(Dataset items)
------------------------------------------------------------

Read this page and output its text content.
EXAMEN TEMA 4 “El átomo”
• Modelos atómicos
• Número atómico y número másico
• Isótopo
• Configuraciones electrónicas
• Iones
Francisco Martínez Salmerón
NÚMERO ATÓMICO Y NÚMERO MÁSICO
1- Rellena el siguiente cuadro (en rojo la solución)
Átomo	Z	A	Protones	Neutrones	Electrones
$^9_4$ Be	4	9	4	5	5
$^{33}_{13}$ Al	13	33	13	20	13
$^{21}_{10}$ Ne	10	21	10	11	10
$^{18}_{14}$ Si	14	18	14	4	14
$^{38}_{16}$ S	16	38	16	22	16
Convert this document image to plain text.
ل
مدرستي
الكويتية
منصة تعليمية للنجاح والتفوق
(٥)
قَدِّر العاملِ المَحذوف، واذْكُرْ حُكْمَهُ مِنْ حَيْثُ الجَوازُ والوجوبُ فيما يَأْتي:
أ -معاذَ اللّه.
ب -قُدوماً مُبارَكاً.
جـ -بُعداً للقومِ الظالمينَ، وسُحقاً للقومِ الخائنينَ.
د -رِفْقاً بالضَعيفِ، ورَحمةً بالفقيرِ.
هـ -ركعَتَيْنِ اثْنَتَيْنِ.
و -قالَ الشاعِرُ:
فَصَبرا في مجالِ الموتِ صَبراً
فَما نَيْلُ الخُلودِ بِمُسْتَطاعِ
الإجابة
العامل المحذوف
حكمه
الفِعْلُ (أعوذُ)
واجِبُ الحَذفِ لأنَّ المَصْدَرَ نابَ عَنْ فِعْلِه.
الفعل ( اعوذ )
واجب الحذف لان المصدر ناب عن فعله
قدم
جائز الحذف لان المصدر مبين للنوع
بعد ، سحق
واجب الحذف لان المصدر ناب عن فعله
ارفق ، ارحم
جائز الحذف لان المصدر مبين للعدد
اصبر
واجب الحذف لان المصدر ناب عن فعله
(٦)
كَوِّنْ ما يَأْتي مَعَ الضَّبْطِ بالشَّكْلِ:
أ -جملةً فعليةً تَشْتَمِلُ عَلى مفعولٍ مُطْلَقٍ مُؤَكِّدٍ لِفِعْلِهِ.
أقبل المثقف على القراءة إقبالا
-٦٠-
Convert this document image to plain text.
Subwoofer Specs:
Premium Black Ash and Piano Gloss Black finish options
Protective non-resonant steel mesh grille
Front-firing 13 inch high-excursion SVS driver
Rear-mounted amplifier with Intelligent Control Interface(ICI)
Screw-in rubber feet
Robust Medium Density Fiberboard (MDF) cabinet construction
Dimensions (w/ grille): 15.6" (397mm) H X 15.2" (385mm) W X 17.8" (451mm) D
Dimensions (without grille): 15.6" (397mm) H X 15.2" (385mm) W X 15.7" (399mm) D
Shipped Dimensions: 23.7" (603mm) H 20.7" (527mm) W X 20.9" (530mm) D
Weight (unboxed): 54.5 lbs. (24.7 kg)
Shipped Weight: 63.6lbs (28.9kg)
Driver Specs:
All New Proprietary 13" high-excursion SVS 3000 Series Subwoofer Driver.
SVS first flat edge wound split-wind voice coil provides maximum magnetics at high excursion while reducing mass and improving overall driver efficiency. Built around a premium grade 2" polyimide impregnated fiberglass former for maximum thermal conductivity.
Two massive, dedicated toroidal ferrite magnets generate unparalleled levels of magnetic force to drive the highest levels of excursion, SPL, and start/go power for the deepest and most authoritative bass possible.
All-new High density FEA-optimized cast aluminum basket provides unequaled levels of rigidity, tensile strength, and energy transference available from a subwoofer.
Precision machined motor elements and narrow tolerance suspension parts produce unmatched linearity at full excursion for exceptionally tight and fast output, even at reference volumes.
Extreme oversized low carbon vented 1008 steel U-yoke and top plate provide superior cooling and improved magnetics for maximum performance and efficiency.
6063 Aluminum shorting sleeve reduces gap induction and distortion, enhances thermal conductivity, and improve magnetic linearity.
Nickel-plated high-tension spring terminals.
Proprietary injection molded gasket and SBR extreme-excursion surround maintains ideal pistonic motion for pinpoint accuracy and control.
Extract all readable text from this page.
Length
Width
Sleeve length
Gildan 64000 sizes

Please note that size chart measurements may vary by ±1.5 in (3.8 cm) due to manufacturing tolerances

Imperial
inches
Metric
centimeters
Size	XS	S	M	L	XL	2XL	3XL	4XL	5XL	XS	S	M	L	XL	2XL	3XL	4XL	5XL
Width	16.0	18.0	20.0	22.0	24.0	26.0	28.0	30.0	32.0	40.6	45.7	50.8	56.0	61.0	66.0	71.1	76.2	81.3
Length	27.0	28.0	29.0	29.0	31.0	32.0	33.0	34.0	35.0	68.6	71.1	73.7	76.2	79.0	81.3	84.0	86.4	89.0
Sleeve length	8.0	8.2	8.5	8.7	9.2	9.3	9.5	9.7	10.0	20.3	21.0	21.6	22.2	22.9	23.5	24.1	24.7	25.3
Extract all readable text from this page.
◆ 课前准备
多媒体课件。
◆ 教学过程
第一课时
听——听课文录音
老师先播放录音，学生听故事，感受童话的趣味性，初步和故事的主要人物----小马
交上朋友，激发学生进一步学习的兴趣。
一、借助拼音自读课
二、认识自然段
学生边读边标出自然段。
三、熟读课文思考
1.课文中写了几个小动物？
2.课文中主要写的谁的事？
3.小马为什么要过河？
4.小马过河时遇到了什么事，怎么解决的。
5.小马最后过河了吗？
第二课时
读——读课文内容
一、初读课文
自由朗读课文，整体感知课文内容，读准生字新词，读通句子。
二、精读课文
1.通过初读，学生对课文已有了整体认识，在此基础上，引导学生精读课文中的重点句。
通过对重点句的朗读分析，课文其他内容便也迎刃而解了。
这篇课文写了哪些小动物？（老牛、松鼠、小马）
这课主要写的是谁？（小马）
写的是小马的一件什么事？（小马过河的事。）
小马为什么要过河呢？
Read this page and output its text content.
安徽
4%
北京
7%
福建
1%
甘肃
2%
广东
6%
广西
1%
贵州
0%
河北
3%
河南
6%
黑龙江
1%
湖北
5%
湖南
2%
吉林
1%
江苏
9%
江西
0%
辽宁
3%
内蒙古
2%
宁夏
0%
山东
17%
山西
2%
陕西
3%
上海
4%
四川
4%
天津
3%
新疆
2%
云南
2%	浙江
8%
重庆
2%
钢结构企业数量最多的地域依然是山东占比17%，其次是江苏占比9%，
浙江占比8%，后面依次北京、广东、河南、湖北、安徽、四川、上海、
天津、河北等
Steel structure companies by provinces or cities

------------------------------------------------------------

▸ **Stated task**: Show all lines from the listing above in which "grille" appears.

▸ **Written answer**:
Protective non-resonant steel mesh grille
Dimensions (w/ grille): 15.6" (397mm) H X 15.2" (385mm) W X 17.8" (451mm) D
Dimensions (without grille): 15.6" (397mm) H X 15.2" (385mm) W X 15.7" (399mm) D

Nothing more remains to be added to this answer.